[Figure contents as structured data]
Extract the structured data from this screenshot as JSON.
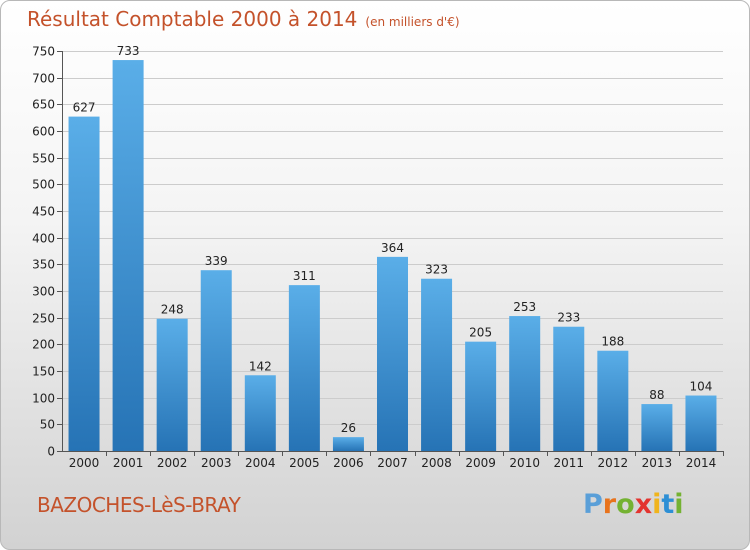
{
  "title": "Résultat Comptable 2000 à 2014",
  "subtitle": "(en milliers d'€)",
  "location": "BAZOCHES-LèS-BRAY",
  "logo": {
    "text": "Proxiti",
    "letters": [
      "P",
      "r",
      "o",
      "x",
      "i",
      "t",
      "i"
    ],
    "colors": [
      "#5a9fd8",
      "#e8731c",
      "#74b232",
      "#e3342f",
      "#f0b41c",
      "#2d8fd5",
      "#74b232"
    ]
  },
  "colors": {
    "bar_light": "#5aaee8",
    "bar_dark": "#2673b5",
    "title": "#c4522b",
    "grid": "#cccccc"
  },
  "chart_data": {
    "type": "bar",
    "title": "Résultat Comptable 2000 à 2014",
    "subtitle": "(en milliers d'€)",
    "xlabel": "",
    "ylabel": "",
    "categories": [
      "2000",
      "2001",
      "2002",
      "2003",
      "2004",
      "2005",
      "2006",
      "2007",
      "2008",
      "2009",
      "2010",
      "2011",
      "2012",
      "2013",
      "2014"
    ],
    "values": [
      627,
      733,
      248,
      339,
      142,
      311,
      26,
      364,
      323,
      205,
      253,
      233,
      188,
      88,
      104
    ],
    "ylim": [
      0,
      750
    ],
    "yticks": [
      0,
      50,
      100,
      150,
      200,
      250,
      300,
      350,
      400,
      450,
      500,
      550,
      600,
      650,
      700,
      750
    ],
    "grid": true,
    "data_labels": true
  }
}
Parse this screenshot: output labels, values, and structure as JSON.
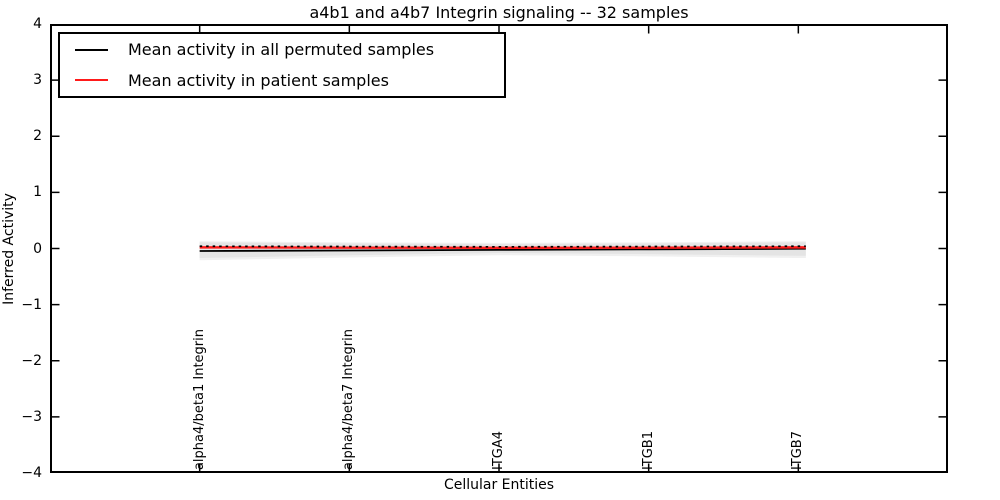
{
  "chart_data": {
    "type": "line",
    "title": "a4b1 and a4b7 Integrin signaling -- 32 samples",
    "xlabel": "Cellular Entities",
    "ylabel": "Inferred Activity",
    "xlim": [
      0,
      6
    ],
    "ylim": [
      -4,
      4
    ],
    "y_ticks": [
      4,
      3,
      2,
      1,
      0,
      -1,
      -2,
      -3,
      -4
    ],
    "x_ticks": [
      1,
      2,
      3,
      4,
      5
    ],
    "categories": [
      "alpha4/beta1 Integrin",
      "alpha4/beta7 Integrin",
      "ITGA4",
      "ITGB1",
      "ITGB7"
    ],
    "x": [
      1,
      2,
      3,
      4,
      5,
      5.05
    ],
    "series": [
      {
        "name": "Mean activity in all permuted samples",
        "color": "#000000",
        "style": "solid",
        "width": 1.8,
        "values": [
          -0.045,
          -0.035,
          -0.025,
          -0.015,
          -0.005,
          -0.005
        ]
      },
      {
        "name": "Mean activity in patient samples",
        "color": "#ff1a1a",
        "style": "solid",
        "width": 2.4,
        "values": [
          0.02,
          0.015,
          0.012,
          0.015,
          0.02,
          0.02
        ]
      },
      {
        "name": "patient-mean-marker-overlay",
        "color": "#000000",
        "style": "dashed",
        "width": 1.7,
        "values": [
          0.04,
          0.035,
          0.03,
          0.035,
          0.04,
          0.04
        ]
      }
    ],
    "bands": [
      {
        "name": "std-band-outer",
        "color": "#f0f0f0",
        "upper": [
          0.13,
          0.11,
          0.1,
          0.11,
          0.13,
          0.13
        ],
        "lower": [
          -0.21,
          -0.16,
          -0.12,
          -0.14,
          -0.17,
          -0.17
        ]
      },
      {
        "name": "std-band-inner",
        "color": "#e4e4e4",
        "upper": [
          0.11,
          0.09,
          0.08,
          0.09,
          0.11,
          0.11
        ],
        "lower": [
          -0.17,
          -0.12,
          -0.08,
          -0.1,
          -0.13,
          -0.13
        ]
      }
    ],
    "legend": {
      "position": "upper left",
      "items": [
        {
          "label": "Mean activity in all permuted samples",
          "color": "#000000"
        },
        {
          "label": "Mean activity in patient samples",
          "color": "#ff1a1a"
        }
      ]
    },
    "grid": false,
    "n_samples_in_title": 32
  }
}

Stated problem:
Make an exact copy of the records above, with the pictures left out.

Result of this exercise:
Extract the structured data from this screenshot as JSON.
{
  "title": "Résultat Comptable 2000 à 2014",
  "subtitle": "(en milliers d'€)",
  "location": "BAZOCHES-LèS-BRAY",
  "logo": {
    "text": "Proxiti",
    "letters": [
      "P",
      "r",
      "o",
      "x",
      "i",
      "t",
      "i"
    ],
    "colors": [
      "#5a9fd8",
      "#e8731c",
      "#74b232",
      "#e3342f",
      "#f0b41c",
      "#2d8fd5",
      "#74b232"
    ]
  },
  "colors": {
    "bar_light": "#5aaee8",
    "bar_dark": "#2673b5",
    "title": "#c4522b",
    "grid": "#cccccc"
  },
  "chart_data": {
    "type": "bar",
    "title": "Résultat Comptable 2000 à 2014",
    "subtitle": "(en milliers d'€)",
    "xlabel": "",
    "ylabel": "",
    "categories": [
      "2000",
      "2001",
      "2002",
      "2003",
      "2004",
      "2005",
      "2006",
      "2007",
      "2008",
      "2009",
      "2010",
      "2011",
      "2012",
      "2013",
      "2014"
    ],
    "values": [
      627,
      733,
      248,
      339,
      142,
      311,
      26,
      364,
      323,
      205,
      253,
      233,
      188,
      88,
      104
    ],
    "ylim": [
      0,
      750
    ],
    "yticks": [
      0,
      50,
      100,
      150,
      200,
      250,
      300,
      350,
      400,
      450,
      500,
      550,
      600,
      650,
      700,
      750
    ],
    "grid": true,
    "data_labels": true
  }
}
Parse this screenshot: output labels, values, and structure as JSON.
{
  "chart_data": {
    "type": "line",
    "title": "a4b1 and a4b7 Integrin signaling -- 32 samples",
    "xlabel": "Cellular Entities",
    "ylabel": "Inferred Activity",
    "xlim": [
      0,
      6
    ],
    "ylim": [
      -4,
      4
    ],
    "y_ticks": [
      4,
      3,
      2,
      1,
      0,
      -1,
      -2,
      -3,
      -4
    ],
    "x_ticks": [
      1,
      2,
      3,
      4,
      5
    ],
    "categories": [
      "alpha4/beta1 Integrin",
      "alpha4/beta7 Integrin",
      "ITGA4",
      "ITGB1",
      "ITGB7"
    ],
    "x": [
      1,
      2,
      3,
      4,
      5,
      5.05
    ],
    "series": [
      {
        "name": "Mean activity in all permuted samples",
        "color": "#000000",
        "style": "solid",
        "width": 1.8,
        "values": [
          -0.045,
          -0.035,
          -0.025,
          -0.015,
          -0.005,
          -0.005
        ]
      },
      {
        "name": "Mean activity in patient samples",
        "color": "#ff1a1a",
        "style": "solid",
        "width": 2.4,
        "values": [
          0.02,
          0.015,
          0.012,
          0.015,
          0.02,
          0.02
        ]
      },
      {
        "name": "patient-mean-marker-overlay",
        "color": "#000000",
        "style": "dashed",
        "width": 1.7,
        "values": [
          0.04,
          0.035,
          0.03,
          0.035,
          0.04,
          0.04
        ]
      }
    ],
    "bands": [
      {
        "name": "std-band-outer",
        "color": "#f0f0f0",
        "upper": [
          0.13,
          0.11,
          0.1,
          0.11,
          0.13,
          0.13
        ],
        "lower": [
          -0.21,
          -0.16,
          -0.12,
          -0.14,
          -0.17,
          -0.17
        ]
      },
      {
        "name": "std-band-inner",
        "color": "#e4e4e4",
        "upper": [
          0.11,
          0.09,
          0.08,
          0.09,
          0.11,
          0.11
        ],
        "lower": [
          -0.17,
          -0.12,
          -0.08,
          -0.1,
          -0.13,
          -0.13
        ]
      }
    ],
    "legend": {
      "position": "upper left",
      "items": [
        {
          "label": "Mean activity in all permuted samples",
          "color": "#000000"
        },
        {
          "label": "Mean activity in patient samples",
          "color": "#ff1a1a"
        }
      ]
    },
    "grid": false,
    "n_samples_in_title": 32
  }
}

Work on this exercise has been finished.